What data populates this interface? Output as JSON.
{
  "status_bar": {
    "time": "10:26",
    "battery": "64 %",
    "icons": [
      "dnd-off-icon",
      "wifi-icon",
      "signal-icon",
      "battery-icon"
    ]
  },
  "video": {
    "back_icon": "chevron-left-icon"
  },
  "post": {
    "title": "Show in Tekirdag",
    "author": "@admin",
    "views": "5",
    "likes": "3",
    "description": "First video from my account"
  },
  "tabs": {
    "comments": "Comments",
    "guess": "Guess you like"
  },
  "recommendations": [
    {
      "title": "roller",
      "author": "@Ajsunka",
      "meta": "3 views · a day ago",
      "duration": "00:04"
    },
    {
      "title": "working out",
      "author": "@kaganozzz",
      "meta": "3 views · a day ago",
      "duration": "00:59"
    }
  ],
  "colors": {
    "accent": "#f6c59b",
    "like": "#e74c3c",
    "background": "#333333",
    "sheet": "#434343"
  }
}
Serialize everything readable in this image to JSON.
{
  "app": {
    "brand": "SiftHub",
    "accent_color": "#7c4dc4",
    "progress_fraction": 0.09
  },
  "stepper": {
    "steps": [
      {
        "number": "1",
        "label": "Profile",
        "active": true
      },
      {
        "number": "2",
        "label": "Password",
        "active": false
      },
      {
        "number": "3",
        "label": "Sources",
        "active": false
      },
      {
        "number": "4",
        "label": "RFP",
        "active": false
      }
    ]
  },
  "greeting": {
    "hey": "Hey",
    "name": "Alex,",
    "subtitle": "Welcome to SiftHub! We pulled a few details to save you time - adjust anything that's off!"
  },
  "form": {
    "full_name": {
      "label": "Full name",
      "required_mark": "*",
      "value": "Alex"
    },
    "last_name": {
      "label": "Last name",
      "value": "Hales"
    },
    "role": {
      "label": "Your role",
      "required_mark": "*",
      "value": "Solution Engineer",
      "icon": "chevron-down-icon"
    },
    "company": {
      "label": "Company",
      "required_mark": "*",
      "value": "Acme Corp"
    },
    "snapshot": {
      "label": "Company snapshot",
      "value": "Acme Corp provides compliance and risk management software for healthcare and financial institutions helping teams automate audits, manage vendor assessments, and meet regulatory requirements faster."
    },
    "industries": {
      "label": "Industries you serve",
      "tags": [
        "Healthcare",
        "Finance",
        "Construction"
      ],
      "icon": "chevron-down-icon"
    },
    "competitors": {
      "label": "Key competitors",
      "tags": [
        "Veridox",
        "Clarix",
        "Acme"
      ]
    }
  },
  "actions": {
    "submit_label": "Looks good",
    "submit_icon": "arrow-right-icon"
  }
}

═══

Look through the records and gather every line containing "JSON".

▸ Exercise response:
What data populates this interface? Output as JSON.
Serialize everything readable in this image to JSON.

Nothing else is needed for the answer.